(Exercise directions)
From the records below, extract all the text exactly and leave the images behind.

Stored dataset items
________________
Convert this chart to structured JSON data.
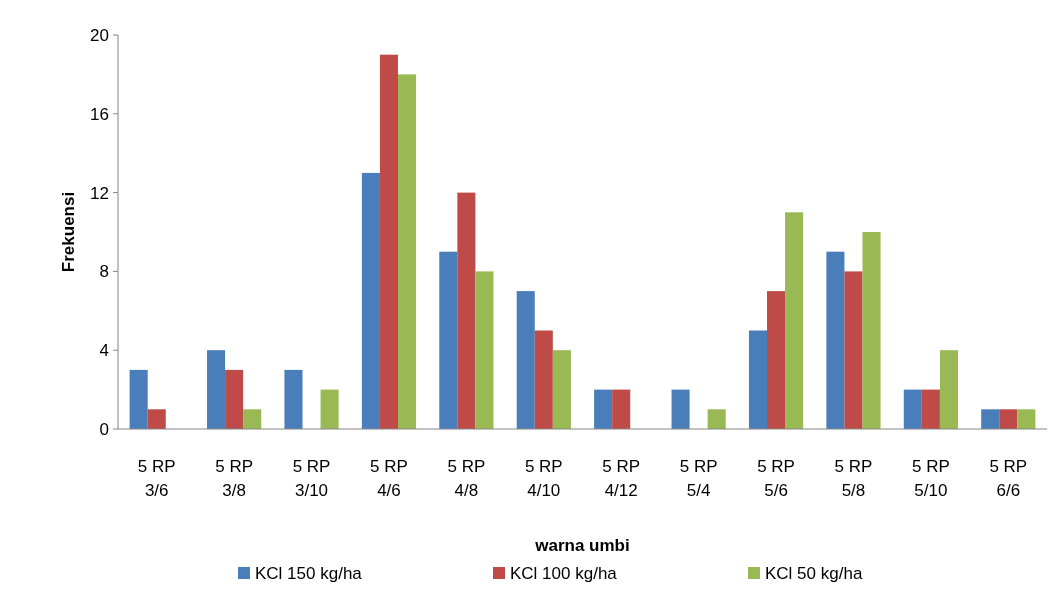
{
  "chart_data": {
    "type": "bar",
    "xlabel": "warna umbi",
    "ylabel": "Frekuensi",
    "categories": [
      "5 RP 3/6",
      "5 RP 3/8",
      "5 RP 3/10",
      "5 RP 4/6",
      "5 RP 4/8",
      "5 RP 4/10",
      "5 RP 4/12",
      "5 RP 5/4",
      "5 RP 5/6",
      "5 RP 5/8",
      "5 RP 5/10",
      "5 RP 6/6"
    ],
    "series": [
      {
        "name": "KCl 150 kg/ha",
        "color": "#4a7ebb",
        "values": [
          3,
          4,
          3,
          13,
          9,
          7,
          2,
          2,
          5,
          9,
          2,
          1
        ]
      },
      {
        "name": "KCl 100 kg/ha",
        "color": "#be4b48",
        "values": [
          1,
          3,
          0,
          19,
          12,
          5,
          2,
          0,
          7,
          8,
          2,
          1
        ]
      },
      {
        "name": "KCl 50 kg/ha",
        "color": "#98b954",
        "values": [
          0,
          1,
          2,
          18,
          8,
          4,
          0,
          1,
          11,
          10,
          4,
          1
        ]
      }
    ],
    "ylim": [
      0,
      20
    ],
    "yticks": [
      0,
      4,
      8,
      12,
      16,
      20
    ],
    "grid": false,
    "legend": "bottom"
  }
}
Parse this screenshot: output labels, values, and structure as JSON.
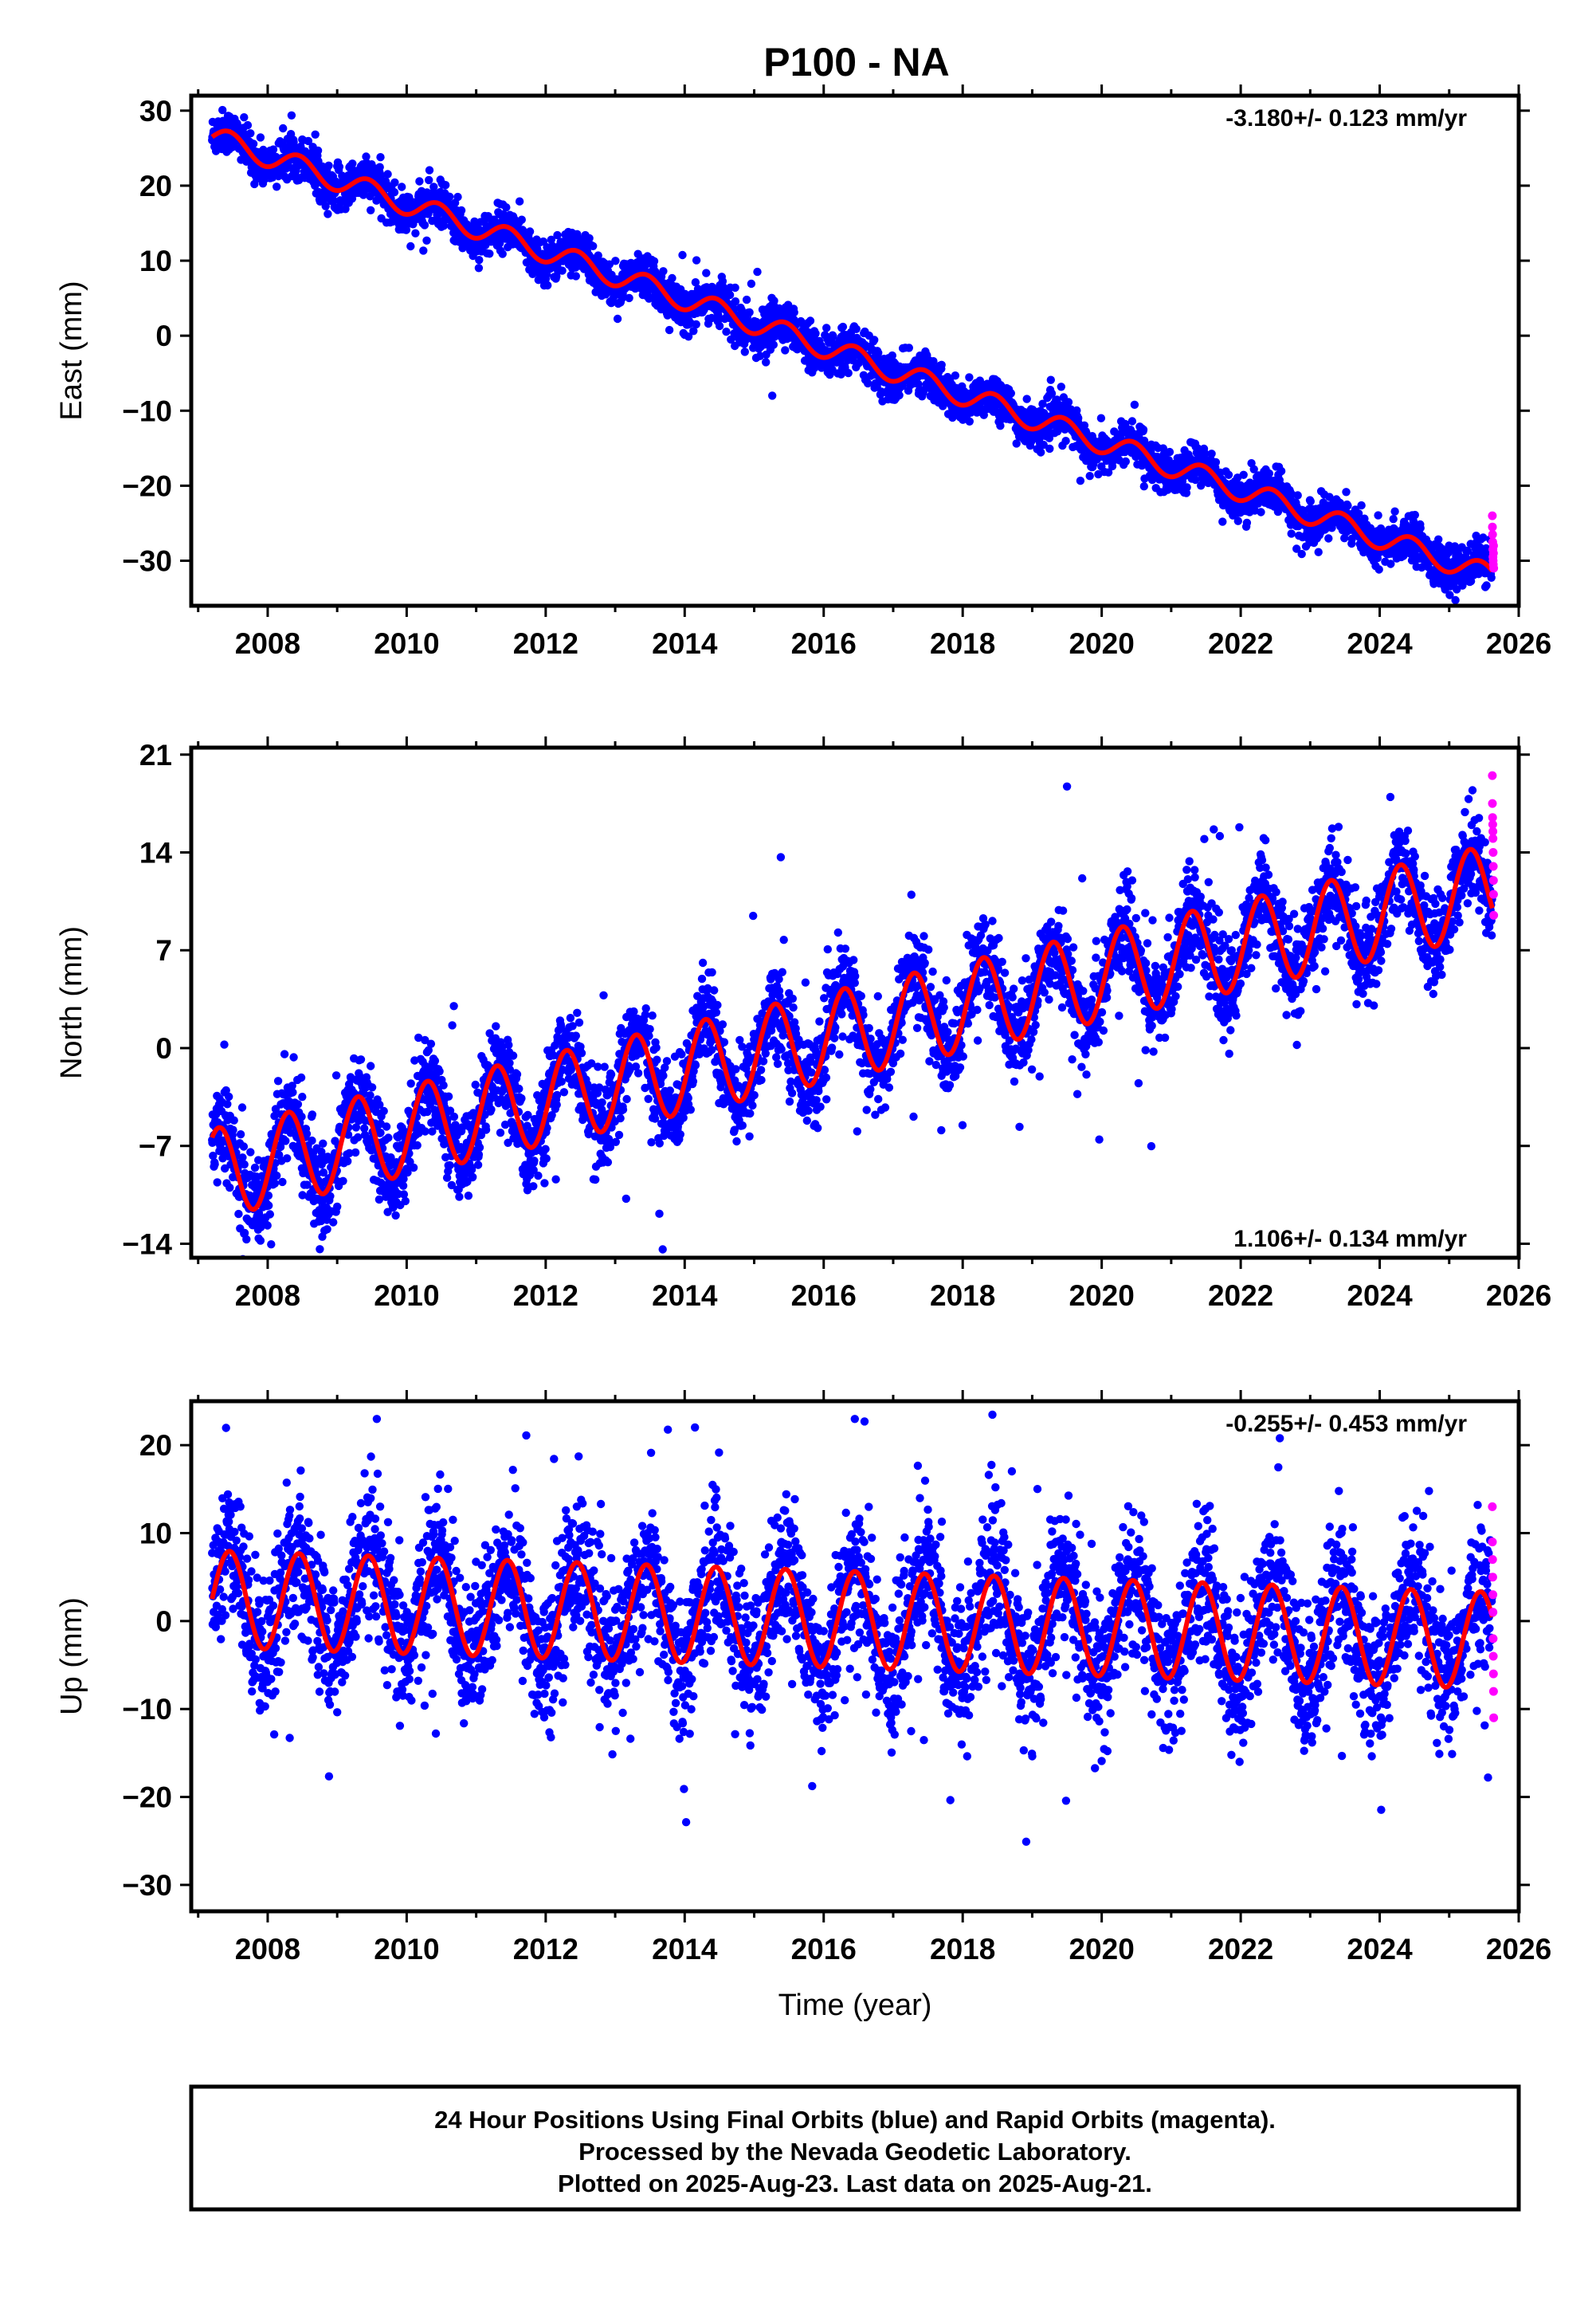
{
  "chart_data": [
    {
      "type": "scatter",
      "title": "P100 - NA",
      "ylabel": "East (mm)",
      "xlabel": "",
      "xlim": [
        2006.9,
        2026.0
      ],
      "ylim": [
        -36,
        32
      ],
      "xticks": [
        2008,
        2010,
        2012,
        2014,
        2016,
        2018,
        2020,
        2022,
        2024,
        2026
      ],
      "yticks": [
        30,
        20,
        10,
        0,
        -10,
        -20,
        -30
      ],
      "rate_text": "-3.180+/- 0.123 mm/yr",
      "rate_position": "top-right",
      "model": {
        "start": 2007.2,
        "end": 2025.62,
        "y0": 26.5,
        "rate": -3.18,
        "amp": 1.5,
        "phase": 2007.45,
        "noise": 1.4,
        "outlier_rate": 0.004,
        "outlier_size": 5
      },
      "series": [
        {
          "name": "Final Orbits (blue)",
          "color": "#0000ff",
          "kind": "points"
        },
        {
          "name": "Rapid Orbits (magenta)",
          "color": "#ff00ff",
          "kind": "points",
          "start": 2025.62,
          "end": 2025.64,
          "values": [
            -24,
            -25.5,
            -26.5,
            -27.5,
            -28.5,
            -29.5,
            -30,
            -30.5,
            -29,
            -28,
            -31
          ]
        },
        {
          "name": "model",
          "color": "#ff0000",
          "kind": "line"
        }
      ]
    },
    {
      "type": "scatter",
      "ylabel": "North (mm)",
      "xlabel": "",
      "xlim": [
        2006.9,
        2026.0
      ],
      "ylim": [
        -15,
        21.5
      ],
      "xticks": [
        2008,
        2010,
        2012,
        2014,
        2016,
        2018,
        2020,
        2022,
        2024,
        2026
      ],
      "yticks": [
        21,
        14,
        7,
        0,
        -7,
        -14
      ],
      "rate_text": "1.106+/- 0.134 mm/yr",
      "rate_position": "bottom-right",
      "model": {
        "start": 2007.2,
        "end": 2025.62,
        "y0": -9,
        "rate": 1.106,
        "amp": 3.2,
        "phase": 2007.3,
        "noise": 1.6,
        "outlier_rate": 0.012,
        "outlier_size": 7
      },
      "series": [
        {
          "name": "Final Orbits (blue)",
          "color": "#0000ff",
          "kind": "points"
        },
        {
          "name": "Rapid Orbits (magenta)",
          "color": "#ff00ff",
          "kind": "points",
          "start": 2025.62,
          "end": 2025.64,
          "values": [
            19.5,
            17.5,
            16.5,
            16,
            15.5,
            15,
            14,
            13,
            12,
            11,
            9.5
          ]
        },
        {
          "name": "model",
          "color": "#ff0000",
          "kind": "line"
        }
      ]
    },
    {
      "type": "scatter",
      "ylabel": "Up (mm)",
      "xlabel": "Time (year)",
      "xlim": [
        2006.9,
        2026.0
      ],
      "ylim": [
        -33,
        25
      ],
      "xticks": [
        2008,
        2010,
        2012,
        2014,
        2016,
        2018,
        2020,
        2022,
        2024,
        2026
      ],
      "yticks": [
        20,
        10,
        0,
        -10,
        -20,
        -30
      ],
      "rate_text": "-0.255+/- 0.453 mm/yr",
      "rate_position": "top-right",
      "model": {
        "start": 2007.2,
        "end": 2025.62,
        "y0": 2.5,
        "rate": -0.255,
        "amp": 5.5,
        "phase": 2007.45,
        "noise": 4.0,
        "outlier_rate": 0.015,
        "outlier_size": 12
      },
      "series": [
        {
          "name": "Final Orbits (blue)",
          "color": "#0000ff",
          "kind": "points"
        },
        {
          "name": "Rapid Orbits (magenta)",
          "color": "#ff00ff",
          "kind": "points",
          "start": 2025.62,
          "end": 2025.64,
          "values": [
            13,
            9,
            7,
            5,
            3,
            1,
            -2,
            -4,
            -6,
            -8,
            -11
          ]
        },
        {
          "name": "model",
          "color": "#ff0000",
          "kind": "line"
        }
      ]
    }
  ],
  "footer": {
    "lines": [
      "24 Hour Positions Using Final Orbits (blue) and Rapid Orbits (magenta).",
      "Processed by the Nevada Geodetic Laboratory.",
      "Plotted on 2025-Aug-23. Last data on 2025-Aug-21."
    ]
  }
}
________________
(Output)
Convert this chart to structured JSON data.
{
  "chart_data": {
    "type": "bar",
    "xlabel": "warna umbi",
    "ylabel": "Frekuensi",
    "categories": [
      "5 RP 3/6",
      "5 RP 3/8",
      "5 RP 3/10",
      "5 RP 4/6",
      "5 RP 4/8",
      "5 RP 4/10",
      "5 RP 4/12",
      "5 RP 5/4",
      "5 RP 5/6",
      "5 RP 5/8",
      "5 RP 5/10",
      "5 RP 6/6"
    ],
    "series": [
      {
        "name": "KCl 150 kg/ha",
        "color": "#4a7ebb",
        "values": [
          3,
          4,
          3,
          13,
          9,
          7,
          2,
          2,
          5,
          9,
          2,
          1
        ]
      },
      {
        "name": "KCl 100 kg/ha",
        "color": "#be4b48",
        "values": [
          1,
          3,
          0,
          19,
          12,
          5,
          2,
          0,
          7,
          8,
          2,
          1
        ]
      },
      {
        "name": "KCl 50 kg/ha",
        "color": "#98b954",
        "values": [
          0,
          1,
          2,
          18,
          8,
          4,
          0,
          1,
          11,
          10,
          4,
          1
        ]
      }
    ],
    "ylim": [
      0,
      20
    ],
    "yticks": [
      0,
      4,
      8,
      12,
      16,
      20
    ],
    "grid": false,
    "legend": "bottom"
  }
}
Parse this screenshot: output labels, values, and structure as JSON.
{
  "chart_data": [
    {
      "type": "scatter",
      "title": "P100 - NA",
      "ylabel": "East (mm)",
      "xlabel": "",
      "xlim": [
        2006.9,
        2026.0
      ],
      "ylim": [
        -36,
        32
      ],
      "xticks": [
        2008,
        2010,
        2012,
        2014,
        2016,
        2018,
        2020,
        2022,
        2024,
        2026
      ],
      "yticks": [
        30,
        20,
        10,
        0,
        -10,
        -20,
        -30
      ],
      "rate_text": "-3.180+/- 0.123 mm/yr",
      "rate_position": "top-right",
      "model": {
        "start": 2007.2,
        "end": 2025.62,
        "y0": 26.5,
        "rate": -3.18,
        "amp": 1.5,
        "phase": 2007.45,
        "noise": 1.4,
        "outlier_rate": 0.004,
        "outlier_size": 5
      },
      "series": [
        {
          "name": "Final Orbits (blue)",
          "color": "#0000ff",
          "kind": "points"
        },
        {
          "name": "Rapid Orbits (magenta)",
          "color": "#ff00ff",
          "kind": "points",
          "start": 2025.62,
          "end": 2025.64,
          "values": [
            -24,
            -25.5,
            -26.5,
            -27.5,
            -28.5,
            -29.5,
            -30,
            -30.5,
            -29,
            -28,
            -31
          ]
        },
        {
          "name": "model",
          "color": "#ff0000",
          "kind": "line"
        }
      ]
    },
    {
      "type": "scatter",
      "ylabel": "North (mm)",
      "xlabel": "",
      "xlim": [
        2006.9,
        2026.0
      ],
      "ylim": [
        -15,
        21.5
      ],
      "xticks": [
        2008,
        2010,
        2012,
        2014,
        2016,
        2018,
        2020,
        2022,
        2024,
        2026
      ],
      "yticks": [
        21,
        14,
        7,
        0,
        -7,
        -14
      ],
      "rate_text": "1.106+/- 0.134 mm/yr",
      "rate_position": "bottom-right",
      "model": {
        "start": 2007.2,
        "end": 2025.62,
        "y0": -9,
        "rate": 1.106,
        "amp": 3.2,
        "phase": 2007.3,
        "noise": 1.6,
        "outlier_rate": 0.012,
        "outlier_size": 7
      },
      "series": [
        {
          "name": "Final Orbits (blue)",
          "color": "#0000ff",
          "kind": "points"
        },
        {
          "name": "Rapid Orbits (magenta)",
          "color": "#ff00ff",
          "kind": "points",
          "start": 2025.62,
          "end": 2025.64,
          "values": [
            19.5,
            17.5,
            16.5,
            16,
            15.5,
            15,
            14,
            13,
            12,
            11,
            9.5
          ]
        },
        {
          "name": "model",
          "color": "#ff0000",
          "kind": "line"
        }
      ]
    },
    {
      "type": "scatter",
      "ylabel": "Up (mm)",
      "xlabel": "Time (year)",
      "xlim": [
        2006.9,
        2026.0
      ],
      "ylim": [
        -33,
        25
      ],
      "xticks": [
        2008,
        2010,
        2012,
        2014,
        2016,
        2018,
        2020,
        2022,
        2024,
        2026
      ],
      "yticks": [
        20,
        10,
        0,
        -10,
        -20,
        -30
      ],
      "rate_text": "-0.255+/- 0.453 mm/yr",
      "rate_position": "top-right",
      "model": {
        "start": 2007.2,
        "end": 2025.62,
        "y0": 2.5,
        "rate": -0.255,
        "amp": 5.5,
        "phase": 2007.45,
        "noise": 4.0,
        "outlier_rate": 0.015,
        "outlier_size": 12
      },
      "series": [
        {
          "name": "Final Orbits (blue)",
          "color": "#0000ff",
          "kind": "points"
        },
        {
          "name": "Rapid Orbits (magenta)",
          "color": "#ff00ff",
          "kind": "points",
          "start": 2025.62,
          "end": 2025.64,
          "values": [
            13,
            9,
            7,
            5,
            3,
            1,
            -2,
            -4,
            -6,
            -8,
            -11
          ]
        },
        {
          "name": "model",
          "color": "#ff0000",
          "kind": "line"
        }
      ]
    }
  ],
  "footer": {
    "lines": [
      "24 Hour Positions Using Final Orbits (blue) and Rapid Orbits (magenta).",
      "Processed by the Nevada Geodetic Laboratory.",
      "Plotted on 2025-Aug-23. Last data on 2025-Aug-21."
    ]
  }
}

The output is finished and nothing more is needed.